-- Task objective --
Using the material that follows, identify and copy each line with the string "Hilfslinien".

-- Entries --
►
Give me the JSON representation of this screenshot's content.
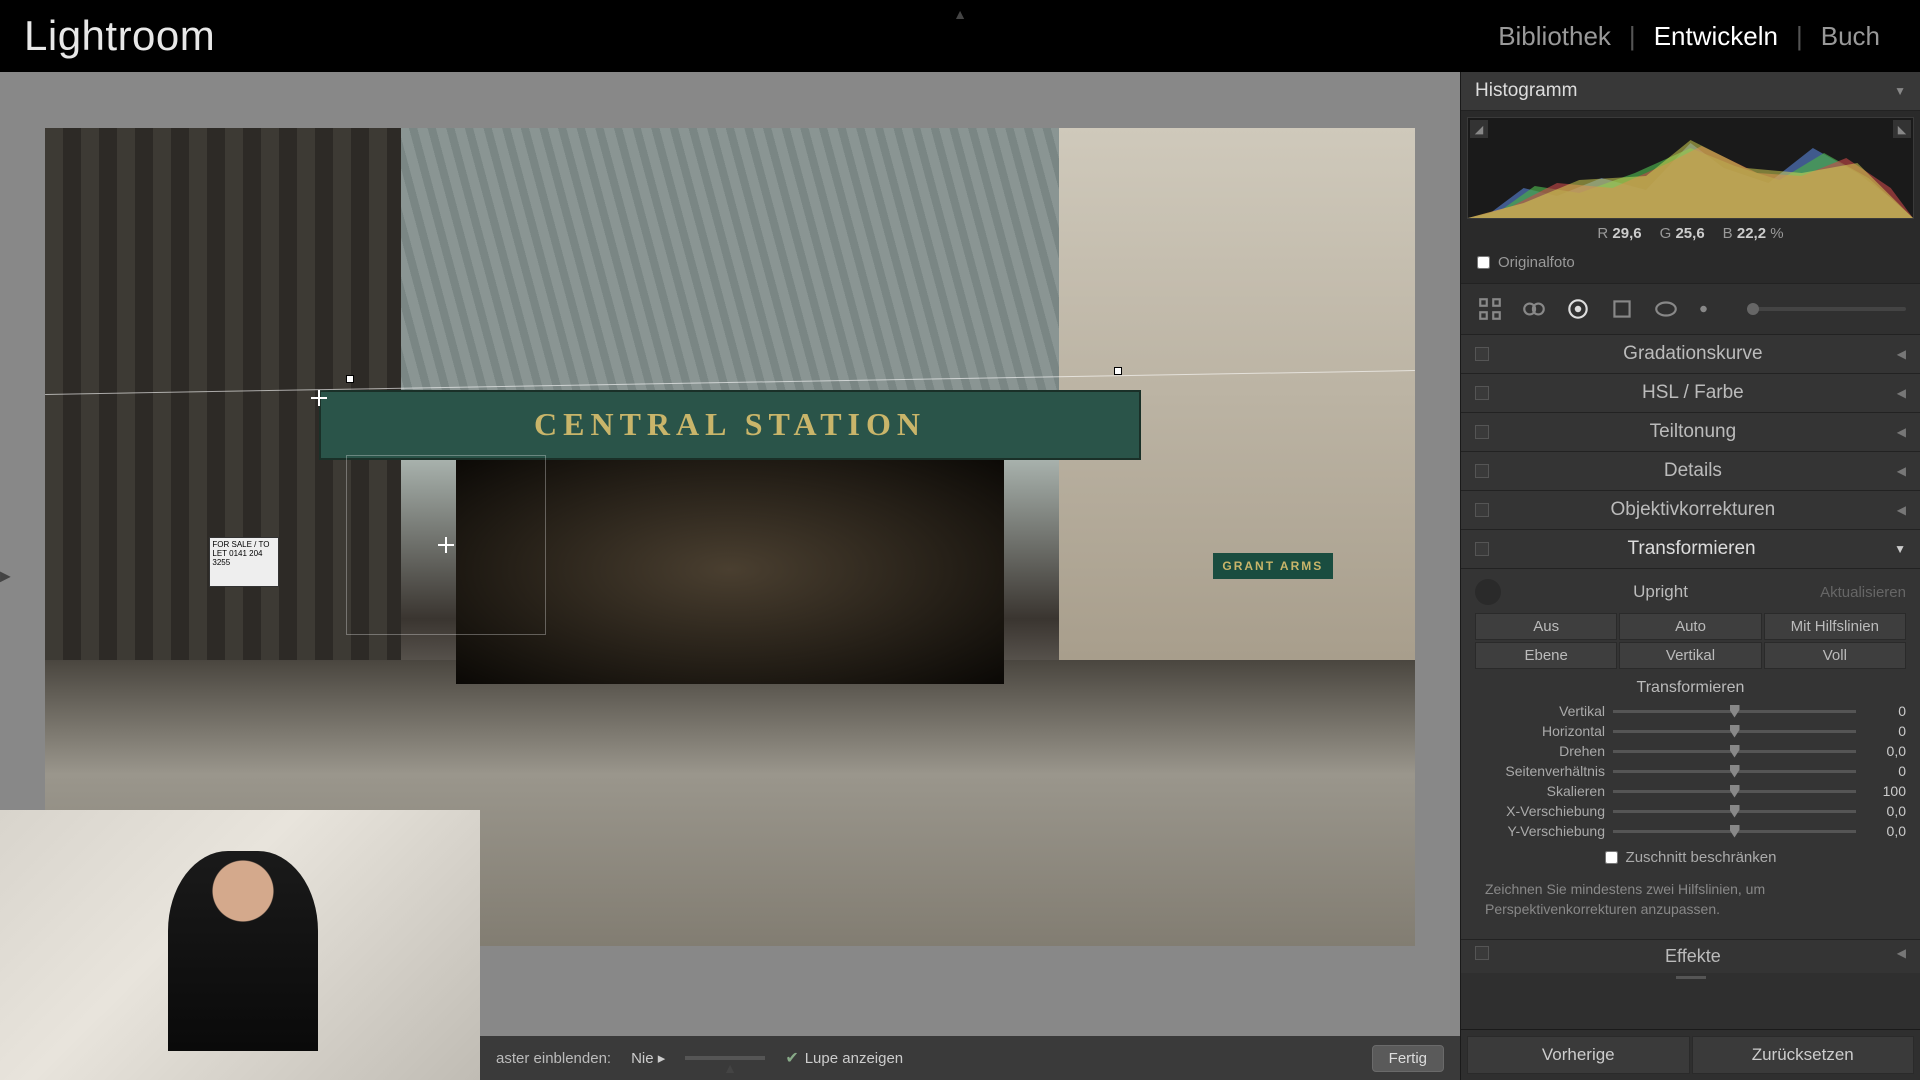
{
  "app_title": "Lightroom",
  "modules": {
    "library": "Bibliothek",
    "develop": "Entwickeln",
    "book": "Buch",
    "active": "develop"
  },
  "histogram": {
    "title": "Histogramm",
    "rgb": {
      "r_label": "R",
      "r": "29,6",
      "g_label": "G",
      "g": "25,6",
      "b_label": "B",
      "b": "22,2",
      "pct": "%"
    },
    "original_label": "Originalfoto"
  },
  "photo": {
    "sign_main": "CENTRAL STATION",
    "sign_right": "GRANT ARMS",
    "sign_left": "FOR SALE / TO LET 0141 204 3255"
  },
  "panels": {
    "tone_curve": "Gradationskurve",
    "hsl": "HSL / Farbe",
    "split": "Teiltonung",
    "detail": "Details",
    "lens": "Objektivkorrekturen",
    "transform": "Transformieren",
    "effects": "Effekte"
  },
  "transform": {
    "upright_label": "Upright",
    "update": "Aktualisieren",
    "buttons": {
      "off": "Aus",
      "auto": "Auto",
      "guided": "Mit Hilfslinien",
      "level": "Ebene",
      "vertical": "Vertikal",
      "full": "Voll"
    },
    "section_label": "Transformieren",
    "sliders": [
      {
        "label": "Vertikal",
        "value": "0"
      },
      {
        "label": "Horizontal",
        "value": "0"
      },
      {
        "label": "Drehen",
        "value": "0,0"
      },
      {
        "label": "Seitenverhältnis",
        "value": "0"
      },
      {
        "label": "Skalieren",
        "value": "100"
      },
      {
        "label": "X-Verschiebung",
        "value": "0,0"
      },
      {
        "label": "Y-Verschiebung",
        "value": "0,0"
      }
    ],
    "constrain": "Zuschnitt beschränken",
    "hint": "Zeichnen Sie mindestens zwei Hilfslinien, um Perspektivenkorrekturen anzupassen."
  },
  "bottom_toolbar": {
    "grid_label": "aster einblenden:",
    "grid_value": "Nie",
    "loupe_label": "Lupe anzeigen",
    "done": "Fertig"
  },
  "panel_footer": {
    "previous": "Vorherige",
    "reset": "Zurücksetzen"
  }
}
◄
-- Response for this exercise --
      "guided": "Mit Hilfslinien",
    "hint": "Zeichnen Sie mindestens zwei Hilfslinien, um Perspektivenkorrekturen anzupassen."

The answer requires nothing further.